Five subjects classified as other acyanotic heart disease were three cases of aortic stenosis, a case of dextrocardia and an infant with hypertrophy cardiomyopathy. Classification of other cyanotic heart disease included five cases of truncus arteriosus, two cases of tricuspid atresia and a case of hypoplastic left heart syndrome.
Subjects classified as complex heart lesion were those with two or more echocardiography of heart diseases. Complex acyanotic congenital heart disease was seen in 36 (15.7%) of subjects with acyanotic heart lesion. Out of subjects with complex acyanotic heart lesion, there were seven cases of ventricular septal defect and patent ductus arteriosus. Four subjects had atrial septal defect and ventricular septal defect. Other complex lesion seen were atrial septal defect with patent ductus arteriosus, atrioventricular canal defect with patent ductus arteriosus and three or more cardiac anomalies. Two cases of complex cyanotic heart diseases were combination of Tetralogy of Fallot and atrial septal defect and a case of truncus arteriosus and ventricular septal defect.
Figure 3 shows the duration of illness before presentation. Less than half of the subjects presented within 1 month after birth (46.6%). Up to 20% presented more than 1 year after the onset of illness.
Table 2 shows the reclassification of subjects with acyanotic congenital heart disease according to age group. About one-third (33.3%) cases of ventricular septal defect were diagnosed in infancy. In all except pulmonary stenosis, more than half of the subjects had diagnosis of congenital heart disease after infancy. A high proportion of subjects (10–26%) except in cases with pulmonary stenosis had echocardiography diagnosis of acyanotic heart lesion after age of 124 months.
Table 2
Cardiac lesions | 0–12 months (%) | 13–59 months (%) | 60–124 months (%) | >124 months (%) | Total (100%) | Statistics |
---|---|---|---|---|---|---|
VSD | 25 (33.3) | 10 (13.3) | 22 (29.3) | 18 (24) | 75 | ᵡ2=28.55; P value =0.054 |
ASD | 19 (38) | 7 (14) | 11 (22) | 13 (26) | 50 | |
PDA | 5 (12.8) | 6 (16.7) | 20 (51.3) | 8 (20.5) | 39 | |
PS | 3 (75) | 1 (25) | 0 (0) | 0 (0%) | 4 | |
AVCD | 4 (20) | 7 (35) | 7 (35) | 2 (10) | 20 | |
Other ACHD | 1 (20) | 0 (0) | 3 (60) | 1 (20) | 5 | |
Complex ACHD | 15 (41.6) | 6 (16.6) | 10 (28.8) | 5 (13.9) | 36 |
VSD, ventricular septal defect; ASD, atrial septal defect; PDA, patent ductus arteriosus; PS, pulmonary stenosis; AVCD, atrioventricular canal defect; ACHD, acyanotic congenital heart disease.

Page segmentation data
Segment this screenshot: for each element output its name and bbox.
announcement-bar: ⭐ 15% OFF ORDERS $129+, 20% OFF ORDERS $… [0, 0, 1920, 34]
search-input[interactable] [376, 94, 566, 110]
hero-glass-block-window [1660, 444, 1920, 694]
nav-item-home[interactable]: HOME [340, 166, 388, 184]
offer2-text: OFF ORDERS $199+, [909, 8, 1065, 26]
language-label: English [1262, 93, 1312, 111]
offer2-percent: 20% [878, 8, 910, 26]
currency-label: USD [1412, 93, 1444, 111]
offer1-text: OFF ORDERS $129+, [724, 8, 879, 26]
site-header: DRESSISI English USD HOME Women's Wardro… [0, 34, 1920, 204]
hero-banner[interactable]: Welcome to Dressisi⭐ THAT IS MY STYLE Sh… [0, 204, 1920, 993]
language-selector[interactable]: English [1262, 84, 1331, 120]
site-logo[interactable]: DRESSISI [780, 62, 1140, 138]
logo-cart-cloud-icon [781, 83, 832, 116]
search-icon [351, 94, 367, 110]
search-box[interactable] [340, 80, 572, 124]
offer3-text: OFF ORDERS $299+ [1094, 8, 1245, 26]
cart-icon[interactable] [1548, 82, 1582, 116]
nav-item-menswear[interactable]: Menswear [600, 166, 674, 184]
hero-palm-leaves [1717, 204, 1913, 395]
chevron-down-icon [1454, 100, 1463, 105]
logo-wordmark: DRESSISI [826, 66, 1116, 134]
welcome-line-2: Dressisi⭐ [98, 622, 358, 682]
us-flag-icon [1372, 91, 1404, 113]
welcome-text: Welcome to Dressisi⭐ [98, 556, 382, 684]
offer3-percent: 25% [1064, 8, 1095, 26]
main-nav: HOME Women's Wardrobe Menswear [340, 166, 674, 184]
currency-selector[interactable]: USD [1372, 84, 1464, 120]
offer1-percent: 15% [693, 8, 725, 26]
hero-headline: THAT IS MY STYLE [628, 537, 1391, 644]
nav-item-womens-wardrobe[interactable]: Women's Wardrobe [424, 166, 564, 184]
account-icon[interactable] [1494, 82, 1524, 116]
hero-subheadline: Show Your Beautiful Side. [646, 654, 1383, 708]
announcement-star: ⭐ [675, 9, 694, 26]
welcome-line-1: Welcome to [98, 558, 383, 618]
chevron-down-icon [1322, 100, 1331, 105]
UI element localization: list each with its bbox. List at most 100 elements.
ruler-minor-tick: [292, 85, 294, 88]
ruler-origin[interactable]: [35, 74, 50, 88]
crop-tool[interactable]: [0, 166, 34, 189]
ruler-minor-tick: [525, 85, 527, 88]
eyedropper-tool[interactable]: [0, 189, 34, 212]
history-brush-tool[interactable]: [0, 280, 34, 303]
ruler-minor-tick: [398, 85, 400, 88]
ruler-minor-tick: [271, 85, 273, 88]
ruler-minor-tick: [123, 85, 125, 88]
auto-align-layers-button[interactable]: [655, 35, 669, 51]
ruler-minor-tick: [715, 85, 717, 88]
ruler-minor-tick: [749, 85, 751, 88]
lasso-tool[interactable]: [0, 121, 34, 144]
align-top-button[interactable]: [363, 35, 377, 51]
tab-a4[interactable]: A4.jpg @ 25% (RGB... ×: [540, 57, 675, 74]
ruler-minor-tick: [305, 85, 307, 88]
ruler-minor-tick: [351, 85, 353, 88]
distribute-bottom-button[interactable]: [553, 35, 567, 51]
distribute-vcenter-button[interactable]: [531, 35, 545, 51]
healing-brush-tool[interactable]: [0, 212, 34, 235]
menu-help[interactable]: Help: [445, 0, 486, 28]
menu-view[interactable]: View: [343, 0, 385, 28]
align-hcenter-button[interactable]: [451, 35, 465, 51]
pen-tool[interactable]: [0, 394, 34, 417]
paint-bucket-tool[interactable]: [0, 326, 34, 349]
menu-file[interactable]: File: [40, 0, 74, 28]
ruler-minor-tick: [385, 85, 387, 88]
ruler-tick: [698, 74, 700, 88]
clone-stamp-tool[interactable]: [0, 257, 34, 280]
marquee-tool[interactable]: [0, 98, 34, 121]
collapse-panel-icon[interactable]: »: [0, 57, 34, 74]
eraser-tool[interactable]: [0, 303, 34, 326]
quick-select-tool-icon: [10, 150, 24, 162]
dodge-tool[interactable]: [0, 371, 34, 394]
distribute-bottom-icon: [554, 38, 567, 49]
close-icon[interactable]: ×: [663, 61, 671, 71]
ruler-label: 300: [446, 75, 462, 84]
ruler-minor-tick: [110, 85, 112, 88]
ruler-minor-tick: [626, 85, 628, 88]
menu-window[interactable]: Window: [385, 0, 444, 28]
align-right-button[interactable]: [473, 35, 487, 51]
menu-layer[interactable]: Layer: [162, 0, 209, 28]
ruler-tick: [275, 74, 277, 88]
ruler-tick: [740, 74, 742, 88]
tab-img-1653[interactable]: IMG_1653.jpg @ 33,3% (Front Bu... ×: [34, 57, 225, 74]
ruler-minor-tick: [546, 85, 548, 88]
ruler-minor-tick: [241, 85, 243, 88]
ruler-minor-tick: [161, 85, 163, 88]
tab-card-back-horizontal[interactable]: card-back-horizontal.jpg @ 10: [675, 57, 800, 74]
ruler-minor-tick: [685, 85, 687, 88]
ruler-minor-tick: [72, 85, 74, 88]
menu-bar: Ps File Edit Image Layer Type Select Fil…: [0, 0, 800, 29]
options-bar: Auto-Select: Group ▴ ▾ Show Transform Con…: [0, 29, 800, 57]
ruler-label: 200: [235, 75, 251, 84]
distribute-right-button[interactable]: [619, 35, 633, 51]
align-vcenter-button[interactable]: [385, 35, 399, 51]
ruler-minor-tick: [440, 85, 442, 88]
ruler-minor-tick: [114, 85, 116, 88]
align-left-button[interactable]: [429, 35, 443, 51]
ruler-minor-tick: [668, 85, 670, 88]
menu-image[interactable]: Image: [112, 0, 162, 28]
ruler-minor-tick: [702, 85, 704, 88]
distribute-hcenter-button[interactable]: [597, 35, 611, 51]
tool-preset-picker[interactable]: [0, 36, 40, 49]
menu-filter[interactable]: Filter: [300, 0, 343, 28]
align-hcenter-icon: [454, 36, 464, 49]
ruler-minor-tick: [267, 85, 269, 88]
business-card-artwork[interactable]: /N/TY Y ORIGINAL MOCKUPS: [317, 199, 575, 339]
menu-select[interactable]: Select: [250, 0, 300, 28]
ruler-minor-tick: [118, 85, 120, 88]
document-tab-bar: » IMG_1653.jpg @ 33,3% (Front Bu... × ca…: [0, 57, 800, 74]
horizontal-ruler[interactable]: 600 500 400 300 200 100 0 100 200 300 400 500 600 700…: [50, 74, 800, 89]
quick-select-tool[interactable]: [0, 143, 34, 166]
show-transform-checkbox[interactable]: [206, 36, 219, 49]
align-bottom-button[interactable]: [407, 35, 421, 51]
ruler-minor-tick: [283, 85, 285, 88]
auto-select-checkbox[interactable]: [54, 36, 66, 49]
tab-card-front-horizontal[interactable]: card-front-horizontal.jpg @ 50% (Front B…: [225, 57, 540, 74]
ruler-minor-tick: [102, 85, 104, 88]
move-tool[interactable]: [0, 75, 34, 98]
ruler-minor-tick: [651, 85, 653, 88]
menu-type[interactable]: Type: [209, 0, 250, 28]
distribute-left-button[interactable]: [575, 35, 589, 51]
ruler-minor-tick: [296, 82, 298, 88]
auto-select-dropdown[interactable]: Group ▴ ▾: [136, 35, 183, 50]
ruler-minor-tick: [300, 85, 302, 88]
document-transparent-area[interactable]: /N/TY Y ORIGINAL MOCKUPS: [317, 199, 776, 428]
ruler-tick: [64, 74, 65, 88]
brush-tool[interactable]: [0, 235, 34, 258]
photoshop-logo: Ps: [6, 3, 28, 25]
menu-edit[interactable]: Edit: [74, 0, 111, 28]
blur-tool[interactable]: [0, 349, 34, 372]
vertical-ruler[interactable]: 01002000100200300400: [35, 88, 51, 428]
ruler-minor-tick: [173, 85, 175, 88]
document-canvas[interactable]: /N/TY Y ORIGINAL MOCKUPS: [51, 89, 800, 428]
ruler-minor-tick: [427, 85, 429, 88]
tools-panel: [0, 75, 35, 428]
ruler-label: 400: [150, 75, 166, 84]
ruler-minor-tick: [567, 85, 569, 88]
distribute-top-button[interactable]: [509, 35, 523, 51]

Task prompt: From the text on congenital heart disease, write out word for word the passage that begins at the words "Figure 3 shows" and stops after "onset of illness.".

Response area:
Figure 3 shows the duration of illness before presentation. Less than half of the subjects presented within 1 month after birth (46.6%). Up to 20% presented more than 1 year after the onset of illness.